Goal of the exercise:
Scan each line of the records for the word "name" and extract the ones that have it.

___ Data for processing ___

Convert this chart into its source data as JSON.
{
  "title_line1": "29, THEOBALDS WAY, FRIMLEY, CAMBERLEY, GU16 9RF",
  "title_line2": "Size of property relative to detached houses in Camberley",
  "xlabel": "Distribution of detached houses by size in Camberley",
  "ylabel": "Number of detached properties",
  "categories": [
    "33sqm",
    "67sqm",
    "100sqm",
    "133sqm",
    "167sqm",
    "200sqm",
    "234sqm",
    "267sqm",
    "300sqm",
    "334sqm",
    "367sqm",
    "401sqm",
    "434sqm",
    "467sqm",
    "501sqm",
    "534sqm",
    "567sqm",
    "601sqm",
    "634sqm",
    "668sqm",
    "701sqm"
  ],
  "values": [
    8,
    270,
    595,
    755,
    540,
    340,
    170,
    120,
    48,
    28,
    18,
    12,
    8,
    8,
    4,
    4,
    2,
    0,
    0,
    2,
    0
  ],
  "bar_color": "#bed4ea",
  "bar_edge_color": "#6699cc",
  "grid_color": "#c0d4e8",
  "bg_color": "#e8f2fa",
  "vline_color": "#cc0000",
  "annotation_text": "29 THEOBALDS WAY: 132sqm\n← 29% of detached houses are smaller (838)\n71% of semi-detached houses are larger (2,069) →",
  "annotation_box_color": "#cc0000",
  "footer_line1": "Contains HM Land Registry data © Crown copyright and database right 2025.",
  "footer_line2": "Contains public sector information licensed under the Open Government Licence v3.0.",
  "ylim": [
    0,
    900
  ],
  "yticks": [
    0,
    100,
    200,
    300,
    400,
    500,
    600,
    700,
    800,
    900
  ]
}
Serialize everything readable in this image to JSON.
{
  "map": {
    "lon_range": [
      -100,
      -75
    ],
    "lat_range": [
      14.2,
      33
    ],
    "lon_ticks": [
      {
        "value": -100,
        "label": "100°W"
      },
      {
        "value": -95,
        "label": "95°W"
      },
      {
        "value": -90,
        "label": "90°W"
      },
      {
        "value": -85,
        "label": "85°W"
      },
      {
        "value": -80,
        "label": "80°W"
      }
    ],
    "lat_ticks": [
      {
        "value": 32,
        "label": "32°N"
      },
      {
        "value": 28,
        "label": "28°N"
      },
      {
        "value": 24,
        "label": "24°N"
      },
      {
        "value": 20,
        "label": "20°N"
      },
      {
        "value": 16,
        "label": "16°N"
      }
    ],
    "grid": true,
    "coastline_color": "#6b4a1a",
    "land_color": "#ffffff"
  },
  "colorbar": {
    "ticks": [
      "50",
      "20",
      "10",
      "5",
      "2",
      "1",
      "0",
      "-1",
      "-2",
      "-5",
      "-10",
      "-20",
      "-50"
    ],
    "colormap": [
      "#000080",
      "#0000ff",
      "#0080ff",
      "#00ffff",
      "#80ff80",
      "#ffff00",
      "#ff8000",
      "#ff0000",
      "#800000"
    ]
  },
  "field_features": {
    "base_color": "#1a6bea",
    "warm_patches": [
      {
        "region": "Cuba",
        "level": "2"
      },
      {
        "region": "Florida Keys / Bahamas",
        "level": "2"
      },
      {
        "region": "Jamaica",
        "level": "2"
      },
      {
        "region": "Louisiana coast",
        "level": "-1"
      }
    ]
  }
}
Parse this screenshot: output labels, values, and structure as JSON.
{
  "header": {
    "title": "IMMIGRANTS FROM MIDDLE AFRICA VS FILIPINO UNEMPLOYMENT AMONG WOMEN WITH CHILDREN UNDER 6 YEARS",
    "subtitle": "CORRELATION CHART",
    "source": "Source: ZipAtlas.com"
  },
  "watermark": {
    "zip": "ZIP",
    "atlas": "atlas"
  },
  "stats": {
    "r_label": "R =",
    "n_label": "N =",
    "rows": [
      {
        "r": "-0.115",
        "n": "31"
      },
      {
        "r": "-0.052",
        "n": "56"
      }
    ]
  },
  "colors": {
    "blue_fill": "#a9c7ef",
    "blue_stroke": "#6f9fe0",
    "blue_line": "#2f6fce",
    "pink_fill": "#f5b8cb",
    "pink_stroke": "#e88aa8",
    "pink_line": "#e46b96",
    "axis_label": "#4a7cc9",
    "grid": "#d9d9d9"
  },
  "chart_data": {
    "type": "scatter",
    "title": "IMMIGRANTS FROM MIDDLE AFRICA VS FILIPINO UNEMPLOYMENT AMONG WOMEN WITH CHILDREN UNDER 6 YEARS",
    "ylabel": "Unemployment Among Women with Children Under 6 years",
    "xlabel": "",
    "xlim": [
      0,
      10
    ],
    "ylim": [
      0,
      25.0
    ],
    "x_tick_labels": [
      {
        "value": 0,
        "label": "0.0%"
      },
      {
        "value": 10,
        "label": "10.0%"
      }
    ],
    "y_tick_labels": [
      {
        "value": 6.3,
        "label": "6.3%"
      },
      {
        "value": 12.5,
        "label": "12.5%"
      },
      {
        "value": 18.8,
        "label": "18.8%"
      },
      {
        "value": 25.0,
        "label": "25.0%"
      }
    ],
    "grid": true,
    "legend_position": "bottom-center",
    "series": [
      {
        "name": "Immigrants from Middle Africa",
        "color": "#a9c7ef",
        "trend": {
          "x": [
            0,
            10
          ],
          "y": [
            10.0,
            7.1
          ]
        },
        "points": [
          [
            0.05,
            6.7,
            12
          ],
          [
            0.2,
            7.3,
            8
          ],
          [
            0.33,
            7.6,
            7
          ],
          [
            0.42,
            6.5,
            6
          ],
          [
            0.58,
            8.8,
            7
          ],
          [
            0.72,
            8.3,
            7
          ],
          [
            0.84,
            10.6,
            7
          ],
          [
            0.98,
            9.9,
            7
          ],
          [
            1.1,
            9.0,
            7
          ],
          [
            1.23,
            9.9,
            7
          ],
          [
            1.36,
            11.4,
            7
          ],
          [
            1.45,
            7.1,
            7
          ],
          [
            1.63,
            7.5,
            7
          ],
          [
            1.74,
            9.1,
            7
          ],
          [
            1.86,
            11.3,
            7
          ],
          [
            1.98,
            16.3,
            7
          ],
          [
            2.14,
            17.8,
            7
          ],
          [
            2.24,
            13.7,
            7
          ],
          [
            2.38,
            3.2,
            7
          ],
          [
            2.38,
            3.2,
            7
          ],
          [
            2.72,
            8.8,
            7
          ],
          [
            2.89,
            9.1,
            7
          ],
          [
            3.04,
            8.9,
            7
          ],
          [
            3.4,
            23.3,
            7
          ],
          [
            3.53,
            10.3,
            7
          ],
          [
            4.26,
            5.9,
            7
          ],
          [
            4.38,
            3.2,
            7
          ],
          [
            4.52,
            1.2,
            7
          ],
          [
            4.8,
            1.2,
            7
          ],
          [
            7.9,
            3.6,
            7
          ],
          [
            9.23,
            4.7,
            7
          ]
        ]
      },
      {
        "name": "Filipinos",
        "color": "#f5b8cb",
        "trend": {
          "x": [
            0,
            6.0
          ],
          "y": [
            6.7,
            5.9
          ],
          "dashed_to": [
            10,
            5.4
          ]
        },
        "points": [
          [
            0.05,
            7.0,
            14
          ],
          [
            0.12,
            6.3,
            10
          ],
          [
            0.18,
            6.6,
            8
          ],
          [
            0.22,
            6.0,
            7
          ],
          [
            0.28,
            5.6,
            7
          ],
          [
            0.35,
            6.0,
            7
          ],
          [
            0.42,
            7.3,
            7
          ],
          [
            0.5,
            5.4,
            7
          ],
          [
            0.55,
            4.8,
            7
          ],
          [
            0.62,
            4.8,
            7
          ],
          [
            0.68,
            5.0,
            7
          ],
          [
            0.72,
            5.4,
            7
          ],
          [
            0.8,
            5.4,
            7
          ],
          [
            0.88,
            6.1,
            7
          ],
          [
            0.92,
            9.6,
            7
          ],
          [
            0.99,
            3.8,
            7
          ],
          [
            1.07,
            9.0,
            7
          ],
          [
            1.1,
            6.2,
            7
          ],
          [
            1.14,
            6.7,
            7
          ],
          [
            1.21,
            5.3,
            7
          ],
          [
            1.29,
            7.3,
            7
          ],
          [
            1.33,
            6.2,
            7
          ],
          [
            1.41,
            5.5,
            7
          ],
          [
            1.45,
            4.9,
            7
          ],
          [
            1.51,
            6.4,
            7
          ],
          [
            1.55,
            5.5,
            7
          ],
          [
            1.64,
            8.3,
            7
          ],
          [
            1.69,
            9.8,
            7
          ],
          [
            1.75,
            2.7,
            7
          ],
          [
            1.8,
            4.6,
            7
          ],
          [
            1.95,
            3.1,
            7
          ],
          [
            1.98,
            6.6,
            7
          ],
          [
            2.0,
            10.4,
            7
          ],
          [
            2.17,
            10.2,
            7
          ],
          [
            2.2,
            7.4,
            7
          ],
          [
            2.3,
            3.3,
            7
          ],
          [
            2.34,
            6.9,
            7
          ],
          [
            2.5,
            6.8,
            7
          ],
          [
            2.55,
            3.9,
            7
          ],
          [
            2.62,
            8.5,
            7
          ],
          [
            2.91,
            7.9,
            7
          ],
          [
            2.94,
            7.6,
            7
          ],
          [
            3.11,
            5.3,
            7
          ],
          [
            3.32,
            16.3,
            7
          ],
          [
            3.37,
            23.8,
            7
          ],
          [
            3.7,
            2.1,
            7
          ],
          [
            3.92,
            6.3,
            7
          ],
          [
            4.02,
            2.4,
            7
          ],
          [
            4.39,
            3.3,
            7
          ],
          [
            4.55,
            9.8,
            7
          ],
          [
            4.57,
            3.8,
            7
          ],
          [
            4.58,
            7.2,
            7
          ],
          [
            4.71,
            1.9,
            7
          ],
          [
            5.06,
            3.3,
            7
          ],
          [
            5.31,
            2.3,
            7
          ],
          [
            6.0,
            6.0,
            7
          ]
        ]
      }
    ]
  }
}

___

Task output:
        "name": "Immigrants from Middle Africa",
        "name": "Filipinos",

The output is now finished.